++++ The records

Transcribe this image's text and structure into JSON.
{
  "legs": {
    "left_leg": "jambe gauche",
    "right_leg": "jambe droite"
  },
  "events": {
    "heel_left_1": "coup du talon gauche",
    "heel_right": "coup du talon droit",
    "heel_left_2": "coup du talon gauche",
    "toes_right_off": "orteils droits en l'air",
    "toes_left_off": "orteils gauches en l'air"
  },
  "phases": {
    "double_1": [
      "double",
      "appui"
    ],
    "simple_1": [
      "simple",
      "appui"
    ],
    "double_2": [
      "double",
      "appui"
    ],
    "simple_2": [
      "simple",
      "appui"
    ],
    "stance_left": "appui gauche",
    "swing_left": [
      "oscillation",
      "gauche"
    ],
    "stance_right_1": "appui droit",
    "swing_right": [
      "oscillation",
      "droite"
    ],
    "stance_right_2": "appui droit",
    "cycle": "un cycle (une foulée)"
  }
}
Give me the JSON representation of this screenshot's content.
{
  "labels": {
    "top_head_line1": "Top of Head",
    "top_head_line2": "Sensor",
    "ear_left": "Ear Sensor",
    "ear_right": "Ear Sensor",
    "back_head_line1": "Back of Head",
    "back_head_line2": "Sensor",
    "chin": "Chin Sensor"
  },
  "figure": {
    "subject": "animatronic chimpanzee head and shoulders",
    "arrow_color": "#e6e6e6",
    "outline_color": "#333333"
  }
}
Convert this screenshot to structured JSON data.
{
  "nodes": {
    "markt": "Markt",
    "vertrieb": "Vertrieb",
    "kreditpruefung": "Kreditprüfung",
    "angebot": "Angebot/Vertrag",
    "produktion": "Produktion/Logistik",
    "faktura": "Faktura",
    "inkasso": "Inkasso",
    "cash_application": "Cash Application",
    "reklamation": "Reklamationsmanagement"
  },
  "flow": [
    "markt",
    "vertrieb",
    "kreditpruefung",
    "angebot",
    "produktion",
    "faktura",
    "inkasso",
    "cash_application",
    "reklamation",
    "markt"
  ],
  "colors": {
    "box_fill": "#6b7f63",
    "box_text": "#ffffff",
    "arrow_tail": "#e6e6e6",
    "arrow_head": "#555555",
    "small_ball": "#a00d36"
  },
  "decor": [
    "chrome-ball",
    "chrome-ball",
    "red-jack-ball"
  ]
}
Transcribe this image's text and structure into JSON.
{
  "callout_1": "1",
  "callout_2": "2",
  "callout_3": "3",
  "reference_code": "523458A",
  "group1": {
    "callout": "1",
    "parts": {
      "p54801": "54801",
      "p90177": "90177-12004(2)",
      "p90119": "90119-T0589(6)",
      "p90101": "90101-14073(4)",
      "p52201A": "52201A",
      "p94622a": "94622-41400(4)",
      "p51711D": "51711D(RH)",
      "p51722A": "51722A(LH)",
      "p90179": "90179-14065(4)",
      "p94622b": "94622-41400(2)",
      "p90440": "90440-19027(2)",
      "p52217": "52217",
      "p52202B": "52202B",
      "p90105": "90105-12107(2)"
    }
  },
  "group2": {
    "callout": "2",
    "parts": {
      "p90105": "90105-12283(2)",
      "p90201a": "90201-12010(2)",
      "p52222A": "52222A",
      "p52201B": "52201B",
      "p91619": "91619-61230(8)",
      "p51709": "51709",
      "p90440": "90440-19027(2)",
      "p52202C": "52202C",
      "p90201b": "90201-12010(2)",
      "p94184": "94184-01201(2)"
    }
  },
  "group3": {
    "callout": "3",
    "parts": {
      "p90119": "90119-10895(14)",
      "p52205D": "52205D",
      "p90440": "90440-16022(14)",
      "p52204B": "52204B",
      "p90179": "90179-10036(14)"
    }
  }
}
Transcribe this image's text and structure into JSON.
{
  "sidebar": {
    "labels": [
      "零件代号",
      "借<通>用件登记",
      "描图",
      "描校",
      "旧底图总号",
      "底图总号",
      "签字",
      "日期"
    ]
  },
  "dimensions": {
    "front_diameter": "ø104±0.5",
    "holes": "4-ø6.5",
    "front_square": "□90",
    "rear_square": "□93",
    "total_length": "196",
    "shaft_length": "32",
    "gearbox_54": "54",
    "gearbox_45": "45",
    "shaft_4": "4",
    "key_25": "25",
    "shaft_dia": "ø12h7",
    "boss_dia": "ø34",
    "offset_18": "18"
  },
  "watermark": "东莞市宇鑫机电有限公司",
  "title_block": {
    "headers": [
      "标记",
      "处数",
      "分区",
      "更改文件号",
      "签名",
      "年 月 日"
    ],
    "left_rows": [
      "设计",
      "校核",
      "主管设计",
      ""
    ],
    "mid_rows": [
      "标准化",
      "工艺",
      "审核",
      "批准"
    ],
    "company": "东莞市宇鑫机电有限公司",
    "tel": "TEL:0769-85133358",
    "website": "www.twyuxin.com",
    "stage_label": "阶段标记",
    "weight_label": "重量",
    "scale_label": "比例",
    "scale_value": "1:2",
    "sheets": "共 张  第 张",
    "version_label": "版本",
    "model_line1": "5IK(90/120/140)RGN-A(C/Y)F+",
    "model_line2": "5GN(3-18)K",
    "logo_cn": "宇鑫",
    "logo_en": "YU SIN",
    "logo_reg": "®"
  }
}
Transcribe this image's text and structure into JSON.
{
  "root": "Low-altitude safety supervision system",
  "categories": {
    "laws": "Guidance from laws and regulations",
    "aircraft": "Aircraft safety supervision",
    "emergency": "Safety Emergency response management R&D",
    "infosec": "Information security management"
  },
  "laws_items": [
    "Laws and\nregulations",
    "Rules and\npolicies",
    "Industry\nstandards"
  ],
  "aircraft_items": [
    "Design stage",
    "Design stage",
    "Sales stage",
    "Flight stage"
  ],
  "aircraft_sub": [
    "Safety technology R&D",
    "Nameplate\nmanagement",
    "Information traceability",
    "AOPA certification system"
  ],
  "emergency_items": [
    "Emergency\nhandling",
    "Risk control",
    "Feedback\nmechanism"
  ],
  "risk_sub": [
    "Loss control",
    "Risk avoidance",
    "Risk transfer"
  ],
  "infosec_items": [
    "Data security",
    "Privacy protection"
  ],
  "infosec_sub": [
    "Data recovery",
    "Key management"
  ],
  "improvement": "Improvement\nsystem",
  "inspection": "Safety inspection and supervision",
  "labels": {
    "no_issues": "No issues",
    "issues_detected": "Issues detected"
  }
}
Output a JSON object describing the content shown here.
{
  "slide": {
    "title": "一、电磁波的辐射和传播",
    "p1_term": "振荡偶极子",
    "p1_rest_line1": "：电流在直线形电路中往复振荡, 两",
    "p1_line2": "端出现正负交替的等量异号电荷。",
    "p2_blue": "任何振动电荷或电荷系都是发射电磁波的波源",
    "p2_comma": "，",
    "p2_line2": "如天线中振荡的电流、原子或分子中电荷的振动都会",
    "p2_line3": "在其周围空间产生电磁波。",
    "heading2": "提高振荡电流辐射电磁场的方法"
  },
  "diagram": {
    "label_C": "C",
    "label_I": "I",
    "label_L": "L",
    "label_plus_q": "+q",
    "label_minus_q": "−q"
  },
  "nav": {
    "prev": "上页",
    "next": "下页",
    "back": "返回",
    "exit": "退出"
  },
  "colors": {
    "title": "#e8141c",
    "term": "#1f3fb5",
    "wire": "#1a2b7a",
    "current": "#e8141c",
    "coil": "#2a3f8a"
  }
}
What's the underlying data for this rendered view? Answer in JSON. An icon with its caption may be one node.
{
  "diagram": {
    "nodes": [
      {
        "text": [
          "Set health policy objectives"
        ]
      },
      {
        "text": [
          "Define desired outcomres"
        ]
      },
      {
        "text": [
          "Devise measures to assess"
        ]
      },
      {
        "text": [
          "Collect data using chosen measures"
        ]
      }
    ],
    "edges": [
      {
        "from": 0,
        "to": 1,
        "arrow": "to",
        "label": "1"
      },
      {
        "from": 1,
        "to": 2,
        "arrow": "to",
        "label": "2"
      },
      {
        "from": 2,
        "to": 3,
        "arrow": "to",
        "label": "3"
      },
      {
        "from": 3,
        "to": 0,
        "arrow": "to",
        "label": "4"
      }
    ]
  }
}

++++++++

How many of the lines above include the word "jambe"? Respond with the number alone.

§ **Answer in full**
2